- **Work instruction**
Find every line below with the word "anomalies" in it, and copy each one.

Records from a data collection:
-----
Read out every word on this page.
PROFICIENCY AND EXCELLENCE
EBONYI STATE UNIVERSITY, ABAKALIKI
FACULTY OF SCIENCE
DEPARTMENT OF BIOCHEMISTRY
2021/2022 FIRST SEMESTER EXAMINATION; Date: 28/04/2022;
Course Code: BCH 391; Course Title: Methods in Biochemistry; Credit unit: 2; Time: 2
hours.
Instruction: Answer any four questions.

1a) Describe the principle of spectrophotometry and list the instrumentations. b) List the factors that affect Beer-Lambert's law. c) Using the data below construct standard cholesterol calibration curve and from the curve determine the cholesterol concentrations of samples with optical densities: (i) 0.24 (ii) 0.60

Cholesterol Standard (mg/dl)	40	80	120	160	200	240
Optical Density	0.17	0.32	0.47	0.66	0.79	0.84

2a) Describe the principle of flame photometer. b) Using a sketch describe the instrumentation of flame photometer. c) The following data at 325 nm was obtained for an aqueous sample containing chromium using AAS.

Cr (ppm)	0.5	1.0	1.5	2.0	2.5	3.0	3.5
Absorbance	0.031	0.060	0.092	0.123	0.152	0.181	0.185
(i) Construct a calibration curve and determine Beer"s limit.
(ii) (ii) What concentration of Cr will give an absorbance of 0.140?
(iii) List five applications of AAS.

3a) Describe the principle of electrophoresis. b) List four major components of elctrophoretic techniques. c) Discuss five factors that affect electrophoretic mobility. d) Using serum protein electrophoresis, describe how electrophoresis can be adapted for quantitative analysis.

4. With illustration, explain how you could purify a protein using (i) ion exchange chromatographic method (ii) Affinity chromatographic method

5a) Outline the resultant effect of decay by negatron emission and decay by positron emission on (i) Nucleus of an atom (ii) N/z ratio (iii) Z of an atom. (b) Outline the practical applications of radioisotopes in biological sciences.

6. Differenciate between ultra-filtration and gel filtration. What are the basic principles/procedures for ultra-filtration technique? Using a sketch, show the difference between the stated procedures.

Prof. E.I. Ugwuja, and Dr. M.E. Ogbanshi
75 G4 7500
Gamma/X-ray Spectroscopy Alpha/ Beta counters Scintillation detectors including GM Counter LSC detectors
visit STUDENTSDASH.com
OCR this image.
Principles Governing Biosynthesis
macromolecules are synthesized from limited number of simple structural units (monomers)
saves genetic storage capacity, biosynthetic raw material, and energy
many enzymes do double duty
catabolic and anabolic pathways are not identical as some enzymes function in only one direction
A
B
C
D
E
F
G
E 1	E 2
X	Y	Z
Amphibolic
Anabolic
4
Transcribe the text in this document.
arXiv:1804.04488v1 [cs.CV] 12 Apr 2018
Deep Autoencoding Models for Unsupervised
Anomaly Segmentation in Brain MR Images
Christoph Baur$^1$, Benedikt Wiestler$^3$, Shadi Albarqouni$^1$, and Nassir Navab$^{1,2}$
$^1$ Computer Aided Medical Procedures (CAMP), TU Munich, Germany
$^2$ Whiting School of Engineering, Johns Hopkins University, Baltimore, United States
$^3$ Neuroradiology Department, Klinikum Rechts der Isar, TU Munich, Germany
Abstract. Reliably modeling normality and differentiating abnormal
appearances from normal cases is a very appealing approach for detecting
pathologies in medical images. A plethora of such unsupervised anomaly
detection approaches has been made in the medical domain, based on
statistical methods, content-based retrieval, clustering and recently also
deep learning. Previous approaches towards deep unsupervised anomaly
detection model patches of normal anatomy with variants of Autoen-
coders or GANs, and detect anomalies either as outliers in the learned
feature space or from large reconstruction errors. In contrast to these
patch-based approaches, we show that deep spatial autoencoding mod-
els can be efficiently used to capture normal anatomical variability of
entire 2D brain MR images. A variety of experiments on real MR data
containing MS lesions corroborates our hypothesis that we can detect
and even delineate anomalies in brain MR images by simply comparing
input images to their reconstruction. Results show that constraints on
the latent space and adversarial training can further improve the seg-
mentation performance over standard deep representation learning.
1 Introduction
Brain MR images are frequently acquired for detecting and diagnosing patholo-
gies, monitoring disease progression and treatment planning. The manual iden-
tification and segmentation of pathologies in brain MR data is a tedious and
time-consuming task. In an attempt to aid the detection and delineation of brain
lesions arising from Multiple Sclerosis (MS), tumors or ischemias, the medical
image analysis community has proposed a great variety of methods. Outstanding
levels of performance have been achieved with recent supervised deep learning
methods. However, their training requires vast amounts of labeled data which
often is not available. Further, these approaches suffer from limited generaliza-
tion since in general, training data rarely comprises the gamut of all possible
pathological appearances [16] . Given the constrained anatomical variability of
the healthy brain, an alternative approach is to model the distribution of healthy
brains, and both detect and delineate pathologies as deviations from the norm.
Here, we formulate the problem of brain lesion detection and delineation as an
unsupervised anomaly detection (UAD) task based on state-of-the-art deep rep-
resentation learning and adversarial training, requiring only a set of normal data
-----
- **The completed task**
coders or GANs, and detect anomalies either as outliers in the learned
and even delineate anomalies in brain MR images by simply comparing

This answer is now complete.